§ THE TASK: Find and copy lines holding "document".

● ● ● ● ●

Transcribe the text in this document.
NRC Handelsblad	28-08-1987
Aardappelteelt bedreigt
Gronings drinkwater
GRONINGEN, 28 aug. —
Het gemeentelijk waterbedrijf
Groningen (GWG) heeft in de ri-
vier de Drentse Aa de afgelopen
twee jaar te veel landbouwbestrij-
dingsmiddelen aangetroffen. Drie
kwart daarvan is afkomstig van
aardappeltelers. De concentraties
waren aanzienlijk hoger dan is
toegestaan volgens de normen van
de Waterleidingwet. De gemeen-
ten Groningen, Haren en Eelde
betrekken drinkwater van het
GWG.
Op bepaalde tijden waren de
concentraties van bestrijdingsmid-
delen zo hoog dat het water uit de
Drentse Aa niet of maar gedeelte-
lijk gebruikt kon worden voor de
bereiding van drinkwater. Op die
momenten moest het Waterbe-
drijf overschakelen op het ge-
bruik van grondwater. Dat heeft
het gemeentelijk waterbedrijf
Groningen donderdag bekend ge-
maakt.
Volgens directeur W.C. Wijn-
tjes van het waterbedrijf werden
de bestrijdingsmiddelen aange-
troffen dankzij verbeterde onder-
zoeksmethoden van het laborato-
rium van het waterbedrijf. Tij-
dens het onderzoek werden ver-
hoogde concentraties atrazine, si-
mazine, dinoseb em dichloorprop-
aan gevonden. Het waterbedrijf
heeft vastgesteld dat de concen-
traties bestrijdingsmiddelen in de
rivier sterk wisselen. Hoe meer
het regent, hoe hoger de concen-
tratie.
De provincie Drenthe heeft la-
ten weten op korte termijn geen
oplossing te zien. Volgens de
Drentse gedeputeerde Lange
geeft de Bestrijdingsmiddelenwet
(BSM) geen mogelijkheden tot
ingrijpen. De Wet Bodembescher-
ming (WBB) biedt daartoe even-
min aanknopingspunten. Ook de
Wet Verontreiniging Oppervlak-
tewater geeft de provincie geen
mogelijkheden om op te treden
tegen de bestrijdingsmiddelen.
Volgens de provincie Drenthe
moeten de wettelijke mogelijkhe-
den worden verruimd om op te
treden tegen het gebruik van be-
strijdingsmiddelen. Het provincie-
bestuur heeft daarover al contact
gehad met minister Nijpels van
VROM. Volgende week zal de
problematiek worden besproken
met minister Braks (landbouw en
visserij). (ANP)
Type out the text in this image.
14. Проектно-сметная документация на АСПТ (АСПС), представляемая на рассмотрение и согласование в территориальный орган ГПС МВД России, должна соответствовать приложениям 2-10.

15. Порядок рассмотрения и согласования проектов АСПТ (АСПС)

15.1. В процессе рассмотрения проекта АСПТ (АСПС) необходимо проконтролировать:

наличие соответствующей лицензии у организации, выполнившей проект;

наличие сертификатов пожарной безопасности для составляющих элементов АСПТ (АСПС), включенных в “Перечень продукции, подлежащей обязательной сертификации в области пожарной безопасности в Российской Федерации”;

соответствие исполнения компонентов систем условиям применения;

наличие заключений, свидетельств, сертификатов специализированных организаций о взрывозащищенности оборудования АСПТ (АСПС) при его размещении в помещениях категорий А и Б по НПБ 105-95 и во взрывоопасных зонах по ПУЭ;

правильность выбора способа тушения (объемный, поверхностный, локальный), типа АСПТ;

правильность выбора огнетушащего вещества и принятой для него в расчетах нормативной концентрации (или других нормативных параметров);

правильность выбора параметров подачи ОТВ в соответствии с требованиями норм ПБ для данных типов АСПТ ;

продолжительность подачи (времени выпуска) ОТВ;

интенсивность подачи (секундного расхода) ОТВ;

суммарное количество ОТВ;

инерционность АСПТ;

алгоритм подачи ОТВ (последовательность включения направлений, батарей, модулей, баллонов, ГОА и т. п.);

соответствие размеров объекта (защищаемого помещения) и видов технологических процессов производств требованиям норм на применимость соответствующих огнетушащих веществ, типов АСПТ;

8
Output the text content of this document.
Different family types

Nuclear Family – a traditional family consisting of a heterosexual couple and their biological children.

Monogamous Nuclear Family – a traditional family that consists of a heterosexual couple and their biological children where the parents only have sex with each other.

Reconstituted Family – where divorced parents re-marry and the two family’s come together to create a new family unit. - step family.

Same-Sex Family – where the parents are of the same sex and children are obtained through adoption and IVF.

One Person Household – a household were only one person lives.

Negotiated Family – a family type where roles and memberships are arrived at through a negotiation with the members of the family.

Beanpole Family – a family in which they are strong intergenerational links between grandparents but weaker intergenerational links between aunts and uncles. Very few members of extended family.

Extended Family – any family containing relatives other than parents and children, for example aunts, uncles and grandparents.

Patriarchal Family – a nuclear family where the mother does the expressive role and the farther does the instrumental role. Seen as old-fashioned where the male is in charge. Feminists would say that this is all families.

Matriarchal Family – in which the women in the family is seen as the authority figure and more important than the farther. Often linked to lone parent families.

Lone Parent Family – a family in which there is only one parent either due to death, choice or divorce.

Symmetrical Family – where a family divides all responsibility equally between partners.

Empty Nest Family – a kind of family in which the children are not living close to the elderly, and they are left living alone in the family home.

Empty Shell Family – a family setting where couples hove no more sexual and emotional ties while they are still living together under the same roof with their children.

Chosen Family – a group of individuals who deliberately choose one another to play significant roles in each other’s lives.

● ● ● ● ●

§ TASK SOLUTION:
Transcribe the text in this document.
Output the text content of this document.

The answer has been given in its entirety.